> [REQUIREMENTS]: Return the lines where the word "pożądanych" occurs.

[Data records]
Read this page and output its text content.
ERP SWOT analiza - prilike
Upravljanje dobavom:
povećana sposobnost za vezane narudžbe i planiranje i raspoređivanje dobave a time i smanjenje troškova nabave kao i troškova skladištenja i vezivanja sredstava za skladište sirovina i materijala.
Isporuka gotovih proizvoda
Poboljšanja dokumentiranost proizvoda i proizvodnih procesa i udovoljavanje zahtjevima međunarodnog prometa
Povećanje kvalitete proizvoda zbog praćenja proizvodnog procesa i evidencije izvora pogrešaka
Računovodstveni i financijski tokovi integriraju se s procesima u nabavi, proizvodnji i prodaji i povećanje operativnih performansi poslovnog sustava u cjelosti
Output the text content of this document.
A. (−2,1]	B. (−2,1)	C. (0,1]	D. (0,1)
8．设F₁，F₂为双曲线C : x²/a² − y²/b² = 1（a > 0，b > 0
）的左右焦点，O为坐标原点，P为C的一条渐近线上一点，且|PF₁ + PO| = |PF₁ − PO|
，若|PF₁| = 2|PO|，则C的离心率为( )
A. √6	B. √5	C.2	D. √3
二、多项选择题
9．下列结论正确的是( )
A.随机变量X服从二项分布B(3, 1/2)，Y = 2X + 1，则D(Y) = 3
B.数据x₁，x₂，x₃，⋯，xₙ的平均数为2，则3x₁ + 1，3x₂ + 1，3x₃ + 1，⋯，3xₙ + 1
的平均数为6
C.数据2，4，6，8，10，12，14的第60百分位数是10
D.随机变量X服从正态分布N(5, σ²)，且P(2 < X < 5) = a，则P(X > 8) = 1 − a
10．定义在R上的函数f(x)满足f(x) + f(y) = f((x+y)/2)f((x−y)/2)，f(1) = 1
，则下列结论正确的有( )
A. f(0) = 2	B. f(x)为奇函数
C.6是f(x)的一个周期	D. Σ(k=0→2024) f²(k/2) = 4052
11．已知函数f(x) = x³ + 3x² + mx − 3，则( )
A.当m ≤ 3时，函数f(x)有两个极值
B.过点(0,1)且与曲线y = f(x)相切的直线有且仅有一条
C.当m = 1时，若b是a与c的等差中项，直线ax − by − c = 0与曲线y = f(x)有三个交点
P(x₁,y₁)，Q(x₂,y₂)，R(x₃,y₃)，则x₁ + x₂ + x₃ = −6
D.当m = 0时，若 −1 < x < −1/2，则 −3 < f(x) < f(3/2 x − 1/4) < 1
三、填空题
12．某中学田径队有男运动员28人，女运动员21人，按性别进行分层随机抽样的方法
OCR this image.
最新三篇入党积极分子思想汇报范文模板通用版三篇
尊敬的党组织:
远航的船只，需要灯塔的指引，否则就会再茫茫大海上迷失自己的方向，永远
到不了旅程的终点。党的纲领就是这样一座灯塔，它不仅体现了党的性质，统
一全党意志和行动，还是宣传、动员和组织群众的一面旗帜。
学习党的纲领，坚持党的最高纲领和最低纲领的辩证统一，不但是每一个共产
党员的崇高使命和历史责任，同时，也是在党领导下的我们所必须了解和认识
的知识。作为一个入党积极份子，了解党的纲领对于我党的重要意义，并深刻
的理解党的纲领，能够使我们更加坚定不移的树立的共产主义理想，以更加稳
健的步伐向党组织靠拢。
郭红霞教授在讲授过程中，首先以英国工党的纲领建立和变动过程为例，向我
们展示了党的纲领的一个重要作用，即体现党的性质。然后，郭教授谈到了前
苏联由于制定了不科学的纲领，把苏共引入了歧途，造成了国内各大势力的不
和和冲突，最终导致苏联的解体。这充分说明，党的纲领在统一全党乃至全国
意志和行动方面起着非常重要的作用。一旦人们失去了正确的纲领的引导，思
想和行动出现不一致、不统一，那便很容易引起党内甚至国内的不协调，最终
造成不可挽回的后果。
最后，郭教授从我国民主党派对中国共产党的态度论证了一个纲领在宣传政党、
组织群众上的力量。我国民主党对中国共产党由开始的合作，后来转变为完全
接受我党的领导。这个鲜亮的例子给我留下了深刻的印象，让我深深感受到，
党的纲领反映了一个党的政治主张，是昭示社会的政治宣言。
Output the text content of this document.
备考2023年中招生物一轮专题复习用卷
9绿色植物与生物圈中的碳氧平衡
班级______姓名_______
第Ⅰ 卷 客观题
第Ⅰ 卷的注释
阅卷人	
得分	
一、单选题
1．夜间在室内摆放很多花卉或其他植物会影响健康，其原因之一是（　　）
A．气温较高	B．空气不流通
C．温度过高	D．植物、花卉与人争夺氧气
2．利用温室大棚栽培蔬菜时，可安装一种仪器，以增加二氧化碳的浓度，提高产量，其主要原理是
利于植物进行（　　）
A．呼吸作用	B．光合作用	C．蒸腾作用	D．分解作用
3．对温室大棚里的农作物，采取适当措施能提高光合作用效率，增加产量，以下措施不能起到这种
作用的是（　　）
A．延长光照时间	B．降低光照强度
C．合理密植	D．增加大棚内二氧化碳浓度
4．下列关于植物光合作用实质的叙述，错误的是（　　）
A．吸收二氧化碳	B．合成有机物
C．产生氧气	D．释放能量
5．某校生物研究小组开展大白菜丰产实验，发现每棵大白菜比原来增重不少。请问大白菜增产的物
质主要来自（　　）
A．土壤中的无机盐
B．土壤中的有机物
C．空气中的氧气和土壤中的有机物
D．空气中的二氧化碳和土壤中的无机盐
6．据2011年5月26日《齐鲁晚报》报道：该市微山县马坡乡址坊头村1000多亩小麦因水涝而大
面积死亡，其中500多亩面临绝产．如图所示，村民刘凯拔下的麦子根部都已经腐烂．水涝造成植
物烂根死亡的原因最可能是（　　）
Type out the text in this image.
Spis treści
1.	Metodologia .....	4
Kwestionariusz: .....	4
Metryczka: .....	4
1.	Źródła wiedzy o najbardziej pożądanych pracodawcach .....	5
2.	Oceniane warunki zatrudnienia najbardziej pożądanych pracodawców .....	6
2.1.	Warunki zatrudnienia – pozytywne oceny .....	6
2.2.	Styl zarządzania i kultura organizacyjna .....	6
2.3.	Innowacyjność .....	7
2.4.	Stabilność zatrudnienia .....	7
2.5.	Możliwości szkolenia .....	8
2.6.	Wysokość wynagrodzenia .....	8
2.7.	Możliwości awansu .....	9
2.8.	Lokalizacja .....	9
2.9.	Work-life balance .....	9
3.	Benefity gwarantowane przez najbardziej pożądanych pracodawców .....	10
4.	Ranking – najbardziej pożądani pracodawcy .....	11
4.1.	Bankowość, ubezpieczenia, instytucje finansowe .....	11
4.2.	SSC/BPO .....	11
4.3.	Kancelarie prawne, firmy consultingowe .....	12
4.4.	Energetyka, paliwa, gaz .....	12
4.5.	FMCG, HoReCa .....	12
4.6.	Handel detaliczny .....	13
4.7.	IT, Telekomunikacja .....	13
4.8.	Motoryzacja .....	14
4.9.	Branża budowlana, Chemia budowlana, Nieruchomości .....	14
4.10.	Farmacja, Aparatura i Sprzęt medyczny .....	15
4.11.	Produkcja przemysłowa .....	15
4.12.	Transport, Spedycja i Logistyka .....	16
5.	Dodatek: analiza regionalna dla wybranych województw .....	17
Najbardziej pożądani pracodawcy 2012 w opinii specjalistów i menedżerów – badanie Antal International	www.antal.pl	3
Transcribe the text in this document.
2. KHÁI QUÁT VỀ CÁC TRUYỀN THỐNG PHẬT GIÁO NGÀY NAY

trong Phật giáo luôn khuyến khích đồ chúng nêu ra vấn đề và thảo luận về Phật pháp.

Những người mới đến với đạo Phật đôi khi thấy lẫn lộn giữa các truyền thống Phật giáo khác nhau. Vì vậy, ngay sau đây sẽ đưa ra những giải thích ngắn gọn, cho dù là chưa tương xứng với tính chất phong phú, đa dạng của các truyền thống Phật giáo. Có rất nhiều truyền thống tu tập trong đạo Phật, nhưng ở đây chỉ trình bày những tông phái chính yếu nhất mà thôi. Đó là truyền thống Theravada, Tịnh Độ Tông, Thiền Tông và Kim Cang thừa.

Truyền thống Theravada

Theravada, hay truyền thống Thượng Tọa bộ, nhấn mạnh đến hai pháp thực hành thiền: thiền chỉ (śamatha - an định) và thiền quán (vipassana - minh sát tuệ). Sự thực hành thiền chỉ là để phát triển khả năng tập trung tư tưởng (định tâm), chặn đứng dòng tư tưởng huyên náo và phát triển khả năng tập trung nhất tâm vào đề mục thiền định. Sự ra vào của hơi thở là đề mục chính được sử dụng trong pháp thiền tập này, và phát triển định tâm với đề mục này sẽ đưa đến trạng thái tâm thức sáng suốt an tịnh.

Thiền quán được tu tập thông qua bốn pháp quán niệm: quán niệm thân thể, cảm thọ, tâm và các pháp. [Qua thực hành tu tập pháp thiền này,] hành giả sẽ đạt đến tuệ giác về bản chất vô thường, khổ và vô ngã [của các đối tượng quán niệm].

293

> [SOLVED PROBLEM]:
1.	Źródła wiedzy o najbardziej pożądanych pracodawcach .....	5
2.	Oceniane warunki zatrudnienia najbardziej pożądanych pracodawców .....	6
3.	Benefity gwarantowane przez najbardziej pożądanych pracodawców .....	10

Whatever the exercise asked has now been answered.